DESCRIPTION OF THE TASK: Copy the lines verbatim, from the start of the records through the line that contains "x-tick <box>113 645 115 652</box>", both included.

(Dataset rows)

───

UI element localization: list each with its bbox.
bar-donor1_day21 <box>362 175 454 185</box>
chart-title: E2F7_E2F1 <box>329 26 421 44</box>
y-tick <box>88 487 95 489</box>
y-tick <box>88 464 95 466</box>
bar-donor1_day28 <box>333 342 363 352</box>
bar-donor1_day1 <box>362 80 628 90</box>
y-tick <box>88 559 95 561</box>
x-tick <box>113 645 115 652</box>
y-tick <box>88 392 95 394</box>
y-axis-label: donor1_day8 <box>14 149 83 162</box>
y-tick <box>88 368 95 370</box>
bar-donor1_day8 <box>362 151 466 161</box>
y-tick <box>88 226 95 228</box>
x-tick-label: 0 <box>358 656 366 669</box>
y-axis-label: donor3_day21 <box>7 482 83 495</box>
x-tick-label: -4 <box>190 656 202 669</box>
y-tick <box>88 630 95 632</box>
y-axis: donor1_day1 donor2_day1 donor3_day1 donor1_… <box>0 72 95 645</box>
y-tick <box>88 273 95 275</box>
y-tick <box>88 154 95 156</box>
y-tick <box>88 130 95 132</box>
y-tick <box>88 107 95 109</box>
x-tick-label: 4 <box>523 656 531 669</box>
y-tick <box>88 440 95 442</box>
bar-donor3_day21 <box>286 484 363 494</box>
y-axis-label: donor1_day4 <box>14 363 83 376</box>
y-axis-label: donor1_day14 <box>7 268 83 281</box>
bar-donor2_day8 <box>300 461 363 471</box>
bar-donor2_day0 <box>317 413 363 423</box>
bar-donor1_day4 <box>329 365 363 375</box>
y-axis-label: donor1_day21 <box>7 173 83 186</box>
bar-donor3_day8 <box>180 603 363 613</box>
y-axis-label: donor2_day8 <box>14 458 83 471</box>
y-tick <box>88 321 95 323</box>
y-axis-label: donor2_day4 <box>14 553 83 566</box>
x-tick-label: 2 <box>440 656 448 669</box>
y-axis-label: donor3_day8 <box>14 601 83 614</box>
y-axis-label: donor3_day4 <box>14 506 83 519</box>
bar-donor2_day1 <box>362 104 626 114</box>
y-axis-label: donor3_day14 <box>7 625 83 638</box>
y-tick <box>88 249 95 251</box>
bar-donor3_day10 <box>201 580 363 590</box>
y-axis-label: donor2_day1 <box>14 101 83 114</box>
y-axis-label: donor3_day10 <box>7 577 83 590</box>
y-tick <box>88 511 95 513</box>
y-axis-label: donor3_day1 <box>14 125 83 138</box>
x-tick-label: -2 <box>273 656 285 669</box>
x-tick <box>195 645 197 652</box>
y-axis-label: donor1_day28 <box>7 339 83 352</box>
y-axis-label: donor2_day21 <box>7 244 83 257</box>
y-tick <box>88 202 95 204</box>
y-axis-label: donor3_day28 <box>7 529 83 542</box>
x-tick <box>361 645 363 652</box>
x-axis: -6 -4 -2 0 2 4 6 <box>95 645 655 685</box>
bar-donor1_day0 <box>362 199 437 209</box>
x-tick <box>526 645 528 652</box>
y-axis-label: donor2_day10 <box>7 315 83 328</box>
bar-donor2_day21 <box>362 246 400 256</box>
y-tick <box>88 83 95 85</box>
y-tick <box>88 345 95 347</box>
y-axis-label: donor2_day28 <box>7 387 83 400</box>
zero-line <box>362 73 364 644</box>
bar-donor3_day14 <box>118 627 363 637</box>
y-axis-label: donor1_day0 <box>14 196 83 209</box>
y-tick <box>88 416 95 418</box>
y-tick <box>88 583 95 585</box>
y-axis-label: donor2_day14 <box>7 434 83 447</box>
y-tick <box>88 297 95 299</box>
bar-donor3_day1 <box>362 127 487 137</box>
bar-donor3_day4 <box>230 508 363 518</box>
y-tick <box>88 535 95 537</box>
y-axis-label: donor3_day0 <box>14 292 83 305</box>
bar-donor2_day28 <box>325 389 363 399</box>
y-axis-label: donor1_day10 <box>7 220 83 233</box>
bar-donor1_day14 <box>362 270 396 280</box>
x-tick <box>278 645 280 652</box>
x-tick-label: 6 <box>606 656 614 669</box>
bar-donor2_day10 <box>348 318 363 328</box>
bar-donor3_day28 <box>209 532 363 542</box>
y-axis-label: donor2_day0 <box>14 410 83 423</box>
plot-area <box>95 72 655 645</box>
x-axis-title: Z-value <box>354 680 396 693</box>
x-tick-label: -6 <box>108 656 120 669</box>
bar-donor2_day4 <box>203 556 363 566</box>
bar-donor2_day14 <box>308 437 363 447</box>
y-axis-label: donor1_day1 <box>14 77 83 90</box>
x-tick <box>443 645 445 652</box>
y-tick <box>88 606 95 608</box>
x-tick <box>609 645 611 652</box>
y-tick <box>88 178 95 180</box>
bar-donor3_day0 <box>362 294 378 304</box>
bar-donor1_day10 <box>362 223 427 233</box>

───

ANSWER:
UI element localization: list each with its bbox.
bar-donor1_day21 <box>362 175 454 185</box>
chart-title: E2F7_E2F1 <box>329 26 421 44</box>
y-tick <box>88 487 95 489</box>
y-tick <box>88 464 95 466</box>
bar-donor1_day28 <box>333 342 363 352</box>
bar-donor1_day1 <box>362 80 628 90</box>
y-tick <box>88 559 95 561</box>
x-tick <box>113 645 115 652</box>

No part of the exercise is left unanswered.